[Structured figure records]

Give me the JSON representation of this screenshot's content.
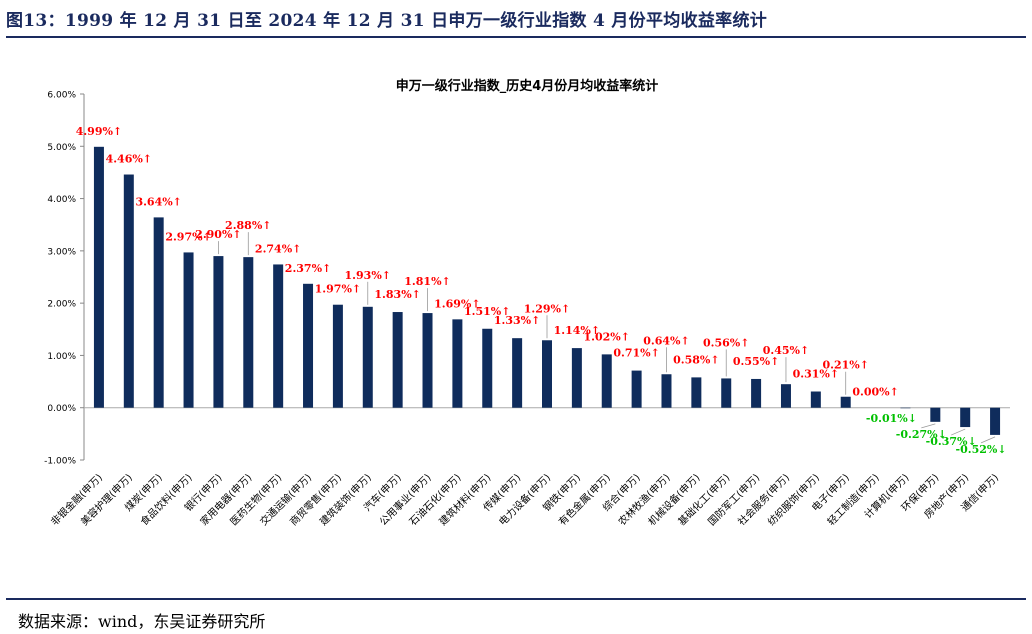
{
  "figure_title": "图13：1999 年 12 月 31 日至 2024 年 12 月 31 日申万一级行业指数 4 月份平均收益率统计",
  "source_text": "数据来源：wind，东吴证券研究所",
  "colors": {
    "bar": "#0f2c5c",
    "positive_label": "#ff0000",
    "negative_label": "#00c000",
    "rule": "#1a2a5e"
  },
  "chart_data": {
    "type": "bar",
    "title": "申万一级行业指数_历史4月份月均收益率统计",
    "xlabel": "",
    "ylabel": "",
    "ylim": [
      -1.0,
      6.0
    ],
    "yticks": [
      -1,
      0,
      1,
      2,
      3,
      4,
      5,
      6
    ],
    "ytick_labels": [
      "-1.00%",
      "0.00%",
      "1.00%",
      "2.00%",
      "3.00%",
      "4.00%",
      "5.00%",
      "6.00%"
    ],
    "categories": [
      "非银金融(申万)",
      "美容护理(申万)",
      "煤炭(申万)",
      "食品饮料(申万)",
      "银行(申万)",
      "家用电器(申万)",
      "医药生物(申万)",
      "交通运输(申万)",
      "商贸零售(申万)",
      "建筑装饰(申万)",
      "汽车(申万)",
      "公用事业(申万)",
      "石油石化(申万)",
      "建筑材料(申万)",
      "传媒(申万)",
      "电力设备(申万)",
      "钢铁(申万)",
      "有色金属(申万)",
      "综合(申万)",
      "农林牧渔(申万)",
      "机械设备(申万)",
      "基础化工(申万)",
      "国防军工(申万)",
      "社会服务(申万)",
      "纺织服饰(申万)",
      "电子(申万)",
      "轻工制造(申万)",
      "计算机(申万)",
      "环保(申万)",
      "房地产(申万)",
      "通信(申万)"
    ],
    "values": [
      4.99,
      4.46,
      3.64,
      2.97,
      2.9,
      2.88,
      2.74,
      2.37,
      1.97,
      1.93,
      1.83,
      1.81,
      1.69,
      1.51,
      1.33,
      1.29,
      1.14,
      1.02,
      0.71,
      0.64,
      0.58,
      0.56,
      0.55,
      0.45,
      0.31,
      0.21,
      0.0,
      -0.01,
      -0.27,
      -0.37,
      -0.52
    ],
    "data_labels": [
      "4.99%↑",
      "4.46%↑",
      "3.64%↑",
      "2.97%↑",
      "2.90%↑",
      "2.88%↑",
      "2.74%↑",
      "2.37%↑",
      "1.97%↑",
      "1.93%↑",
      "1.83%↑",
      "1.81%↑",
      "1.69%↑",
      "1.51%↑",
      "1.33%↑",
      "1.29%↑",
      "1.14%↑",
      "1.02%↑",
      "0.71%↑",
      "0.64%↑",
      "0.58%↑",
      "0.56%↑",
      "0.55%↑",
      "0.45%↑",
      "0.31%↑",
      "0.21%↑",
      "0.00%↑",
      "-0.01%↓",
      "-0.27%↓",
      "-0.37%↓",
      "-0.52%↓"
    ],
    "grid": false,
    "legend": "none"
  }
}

Requirement:
Transcribe the full listing above exactly, with the images removed.

Exercise output:
Give me the JSON representation of this screenshot's content.
{
  "figure_title": "图13：1999 年 12 月 31 日至 2024 年 12 月 31 日申万一级行业指数 4 月份平均收益率统计",
  "source_text": "数据来源：wind，东吴证券研究所",
  "colors": {
    "bar": "#0f2c5c",
    "positive_label": "#ff0000",
    "negative_label": "#00c000",
    "rule": "#1a2a5e"
  },
  "chart_data": {
    "type": "bar",
    "title": "申万一级行业指数_历史4月份月均收益率统计",
    "xlabel": "",
    "ylabel": "",
    "ylim": [
      -1.0,
      6.0
    ],
    "yticks": [
      -1,
      0,
      1,
      2,
      3,
      4,
      5,
      6
    ],
    "ytick_labels": [
      "-1.00%",
      "0.00%",
      "1.00%",
      "2.00%",
      "3.00%",
      "4.00%",
      "5.00%",
      "6.00%"
    ],
    "categories": [
      "非银金融(申万)",
      "美容护理(申万)",
      "煤炭(申万)",
      "食品饮料(申万)",
      "银行(申万)",
      "家用电器(申万)",
      "医药生物(申万)",
      "交通运输(申万)",
      "商贸零售(申万)",
      "建筑装饰(申万)",
      "汽车(申万)",
      "公用事业(申万)",
      "石油石化(申万)",
      "建筑材料(申万)",
      "传媒(申万)",
      "电力设备(申万)",
      "钢铁(申万)",
      "有色金属(申万)",
      "综合(申万)",
      "农林牧渔(申万)",
      "机械设备(申万)",
      "基础化工(申万)",
      "国防军工(申万)",
      "社会服务(申万)",
      "纺织服饰(申万)",
      "电子(申万)",
      "轻工制造(申万)",
      "计算机(申万)",
      "环保(申万)",
      "房地产(申万)",
      "通信(申万)"
    ],
    "values": [
      4.99,
      4.46,
      3.64,
      2.97,
      2.9,
      2.88,
      2.74,
      2.37,
      1.97,
      1.93,
      1.83,
      1.81,
      1.69,
      1.51,
      1.33,
      1.29,
      1.14,
      1.02,
      0.71,
      0.64,
      0.58,
      0.56,
      0.55,
      0.45,
      0.31,
      0.21,
      0.0,
      -0.01,
      -0.27,
      -0.37,
      -0.52
    ],
    "data_labels": [
      "4.99%↑",
      "4.46%↑",
      "3.64%↑",
      "2.97%↑",
      "2.90%↑",
      "2.88%↑",
      "2.74%↑",
      "2.37%↑",
      "1.97%↑",
      "1.93%↑",
      "1.83%↑",
      "1.81%↑",
      "1.69%↑",
      "1.51%↑",
      "1.33%↑",
      "1.29%↑",
      "1.14%↑",
      "1.02%↑",
      "0.71%↑",
      "0.64%↑",
      "0.58%↑",
      "0.56%↑",
      "0.55%↑",
      "0.45%↑",
      "0.31%↑",
      "0.21%↑",
      "0.00%↑",
      "-0.01%↓",
      "-0.27%↓",
      "-0.37%↓",
      "-0.52%↓"
    ],
    "grid": false,
    "legend": "none"
  }
}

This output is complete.